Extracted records
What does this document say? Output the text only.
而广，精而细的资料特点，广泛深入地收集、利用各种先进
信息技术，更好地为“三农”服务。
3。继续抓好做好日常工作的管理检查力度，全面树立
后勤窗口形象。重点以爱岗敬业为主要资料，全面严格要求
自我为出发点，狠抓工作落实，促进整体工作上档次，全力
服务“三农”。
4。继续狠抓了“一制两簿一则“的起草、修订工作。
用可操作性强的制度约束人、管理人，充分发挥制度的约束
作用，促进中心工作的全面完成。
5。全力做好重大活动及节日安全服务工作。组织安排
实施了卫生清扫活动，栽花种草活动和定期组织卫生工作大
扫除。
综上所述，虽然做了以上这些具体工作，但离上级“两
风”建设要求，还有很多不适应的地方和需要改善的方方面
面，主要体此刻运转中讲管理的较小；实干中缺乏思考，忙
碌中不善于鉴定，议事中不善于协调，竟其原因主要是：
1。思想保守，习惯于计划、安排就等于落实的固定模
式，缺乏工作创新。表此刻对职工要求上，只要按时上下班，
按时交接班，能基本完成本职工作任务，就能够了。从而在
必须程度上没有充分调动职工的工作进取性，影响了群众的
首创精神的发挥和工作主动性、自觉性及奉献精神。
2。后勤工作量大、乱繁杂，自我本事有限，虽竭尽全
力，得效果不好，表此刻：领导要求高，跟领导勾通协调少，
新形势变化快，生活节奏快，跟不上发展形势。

* Set task *
Every line of the data above should be reproduced word for word.

* Response to the task *
What does this document say? Output the text only.
而广，精而细的资料特点，广泛深入地收集、利用各种先进
信息技术，更好地为“三农”服务。
3。继续抓好做好日常工作的管理检查力度，全面树立
后勤窗口形象。重点以爱岗敬业为主要资料，全面严格要求
自我为出发点，狠抓工作落实，促进整体工作上档次，全力
服务“三农”。
4。继续狠抓了“一制两簿一则“的起草、修订工作。
用可操作性强的制度约束人、管理人，充分发挥制度的约束
作用，促进中心工作的全面完成。
5。全力做好重大活动及节日安全服务工作。组织安排
实施了卫生清扫活动，栽花种草活动和定期组织卫生工作大
扫除。
综上所述，虽然做了以上这些具体工作，但离上级“两
风”建设要求，还有很多不适应的地方和需要改善的方方面
面，主要体此刻运转中讲管理的较小；实干中缺乏思考，忙
碌中不善于鉴定，议事中不善于协调，竟其原因主要是：
1。思想保守，习惯于计划、安排就等于落实的固定模
式，缺乏工作创新。表此刻对职工要求上，只要按时上下班，
按时交接班，能基本完成本职工作任务，就能够了。从而在
必须程度上没有充分调动职工的工作进取性，影响了群众的
首创精神的发挥和工作主动性、自觉性及奉献精神。
2。后勤工作量大、乱繁杂，自我本事有限，虽竭尽全
力，得效果不好，表此刻：领导要求高，跟领导勾通协调少，
新形势变化快，生活节奏快，跟不上发展形势。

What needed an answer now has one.